* Aufgaben *
**A)** Warum legt die Natur laut dem Text zur Schleimbeutelentzündung Schleimbeutel gerade dort an, wo Knochenvorsprünge vorhanden sind? Antworten Sie in ein bis drei Sätzen.
**B)** Setzen Sie den Text über die Schleimbeutelentzündung nach seinem letzten Satz fort.

* Dokumenttext *
====

Video: Was ist eine Schleimbeutelentzündung?

Prof. Dr. Thorsten Gehrke: 

Eine Schleimbeutelentzündung oder im Fachbegriff auch Bursitis genannt, ist eine Entzündung der Schleimbeutel.


Eine Schleimbeutelentzündung oder im Fachbegriff auch Bursitis genannt, ist eine Entzündung der Schleimbeutel. Schleimbeutel werden immer dort angelegt von der Natur, wo Knochenvorsprünge vorhanden sind. Die sollen die umgebene Struktur, die Haut und die Muskeln und auch Sehnen vor diesen Knochenvorsprüngen schützen. Und deswegen sind über diesen Knochenvorsprüngen zwischen der Haut oder den Sehnen und dem Knochen Kissen, Puffer angelegt. Diese Puffer sind unsere Schleimbeutel. Schleimbeutel sind ähnlich aufgebaut wie Gelenke. Sie bestehen aus einer Schleimhaut, die permanent eine Flüssigkeit produziert und das sind also flüssigkeitsgefüllte Kissen, die uns schützen vor Drucksituationen durch den Knochen, der darunter liegt. Das Besondere ist nun bei diesem Schleimbeuteln, dass sie bei Überlastung, d.h. bei zu großen Druck gegen den Knochen einen Reizzustand entwickeln können. Diese reagieren auf diese permanente Überlastung mit einer Entzündung und diese Entzündung schmerzt . D.h. der Schleimbeutel kann nicht mehr seine Funktion erfüllen, er verliert die Elastizität in diesem entzündeten Zustand. Er kann also das umgebene Gewebe nicht mehr schützen und vor allen Dingen, es tut gemein weh. Ein typisches Beispiel für eine Schleimbeutelentzündung sind die Schleimbeutel über dem Kniegelenk. Wir alle wissen, dass wir vor dem Kniegelenk einen Knochenvorsprung haben, unsere Kniescheibe und diese ist beispielsweise über einen Schleimbeutel durch Druck von außen geschützt.

====

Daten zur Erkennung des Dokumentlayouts
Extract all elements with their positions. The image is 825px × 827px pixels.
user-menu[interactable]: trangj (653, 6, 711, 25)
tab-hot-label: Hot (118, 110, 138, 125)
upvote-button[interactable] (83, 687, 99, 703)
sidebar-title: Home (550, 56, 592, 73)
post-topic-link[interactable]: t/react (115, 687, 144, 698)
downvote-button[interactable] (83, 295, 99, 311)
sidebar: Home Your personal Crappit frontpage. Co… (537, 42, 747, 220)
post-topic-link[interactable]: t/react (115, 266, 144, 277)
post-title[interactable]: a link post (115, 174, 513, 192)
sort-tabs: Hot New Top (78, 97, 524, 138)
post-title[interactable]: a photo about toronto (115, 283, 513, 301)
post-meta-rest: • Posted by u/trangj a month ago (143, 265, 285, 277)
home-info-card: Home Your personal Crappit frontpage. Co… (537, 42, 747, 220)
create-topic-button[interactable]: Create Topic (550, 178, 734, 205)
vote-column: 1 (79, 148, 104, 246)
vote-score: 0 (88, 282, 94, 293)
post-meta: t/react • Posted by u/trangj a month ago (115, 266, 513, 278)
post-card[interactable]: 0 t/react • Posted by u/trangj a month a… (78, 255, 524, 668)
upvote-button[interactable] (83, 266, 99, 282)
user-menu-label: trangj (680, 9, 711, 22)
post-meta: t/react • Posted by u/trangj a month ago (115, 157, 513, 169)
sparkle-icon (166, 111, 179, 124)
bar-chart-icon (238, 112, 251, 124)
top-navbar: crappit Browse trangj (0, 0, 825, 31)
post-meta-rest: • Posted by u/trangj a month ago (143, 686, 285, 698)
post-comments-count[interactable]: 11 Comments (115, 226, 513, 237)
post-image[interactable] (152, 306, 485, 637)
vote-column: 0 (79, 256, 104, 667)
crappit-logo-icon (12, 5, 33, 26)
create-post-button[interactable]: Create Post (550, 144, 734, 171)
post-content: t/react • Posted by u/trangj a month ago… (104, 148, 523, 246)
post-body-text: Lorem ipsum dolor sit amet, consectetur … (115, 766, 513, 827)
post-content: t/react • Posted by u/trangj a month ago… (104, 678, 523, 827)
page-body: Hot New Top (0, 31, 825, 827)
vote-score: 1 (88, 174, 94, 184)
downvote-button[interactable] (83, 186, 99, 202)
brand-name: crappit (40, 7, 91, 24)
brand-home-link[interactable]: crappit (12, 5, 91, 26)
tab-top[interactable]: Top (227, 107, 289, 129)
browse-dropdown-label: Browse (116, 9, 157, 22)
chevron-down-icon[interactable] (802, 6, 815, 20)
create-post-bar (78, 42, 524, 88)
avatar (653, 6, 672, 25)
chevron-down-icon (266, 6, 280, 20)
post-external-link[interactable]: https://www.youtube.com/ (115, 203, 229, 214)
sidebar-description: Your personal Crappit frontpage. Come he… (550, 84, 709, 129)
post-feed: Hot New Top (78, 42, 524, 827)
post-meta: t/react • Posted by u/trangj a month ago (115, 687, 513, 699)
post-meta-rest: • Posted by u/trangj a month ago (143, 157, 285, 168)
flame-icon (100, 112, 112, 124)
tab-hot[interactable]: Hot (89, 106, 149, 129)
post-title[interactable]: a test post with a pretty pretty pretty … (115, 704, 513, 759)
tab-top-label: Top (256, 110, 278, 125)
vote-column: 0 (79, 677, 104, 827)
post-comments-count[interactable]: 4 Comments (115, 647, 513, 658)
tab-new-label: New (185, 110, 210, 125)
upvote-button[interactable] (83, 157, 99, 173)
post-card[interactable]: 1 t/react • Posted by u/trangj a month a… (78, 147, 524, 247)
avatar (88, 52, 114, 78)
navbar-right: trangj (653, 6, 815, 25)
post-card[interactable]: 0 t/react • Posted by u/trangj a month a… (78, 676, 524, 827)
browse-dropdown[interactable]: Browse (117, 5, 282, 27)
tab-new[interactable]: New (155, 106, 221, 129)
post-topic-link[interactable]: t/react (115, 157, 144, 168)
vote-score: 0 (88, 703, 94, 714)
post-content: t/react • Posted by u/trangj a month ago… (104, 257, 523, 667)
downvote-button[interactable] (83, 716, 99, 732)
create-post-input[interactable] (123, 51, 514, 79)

====

* Antworten *
**A)** Die Schleimbeutel sollen die umgebenden Strukturen, also Haut, Muskeln und Sehnen, vor den Knochenvorsprüngen schützen. Deshalb liegen sie als flüssigkeitsgefüllte Kissen oder Puffer zwischen Haut oder Sehnen und dem Knochen und schützen vor Druck durch den darunterliegenden Knochen.

**B)**
Wenn man aber jetzt zu viel kniet, ein klassisches Beispiel dafür sind Fliesenleger. Die entwickeln typischerweise, das ist sogar eine anerkannte Berufskrankheit, Schleimbeutelentzündungen vor dem Knie/ Kniescheibe.
Das sind also Dinge, die durch Überlastung entstehen, ganz selten kann es mal sein, dass Bakterien in so einen Schleimbeutel hineingelangen und so eine bakterielle Infektion auslösen. Das muss dann sofort entsprechend behandelt werden.
Die Therapie einer Schleimbeutelentzündung hängt immer vom Ausmaß der Entzündung ab und auch von der Dauer der Entzündung. Wie lange besteht diese Entzündung. Eine Schleimbeutelentzündung, die akut aufgetreten ist, die einfach nur mal so auftritt und schmerzhaft ist, kann man einfach durch Ruhe, durch Entlastung also beispielsweise beim Knien, das Knien vermeiden, behandeln und zusätzlich noch ein antientzündliches Medikament geben. Aus dieser Gruppe, die jeder kennt, Voltaren oder Ibuprofen. Das ist eine Wirkstoffgruppe, die dabei sehr sinnvoll eingesetzt werden kann, um eben diese Entzündung zu unterdrücken.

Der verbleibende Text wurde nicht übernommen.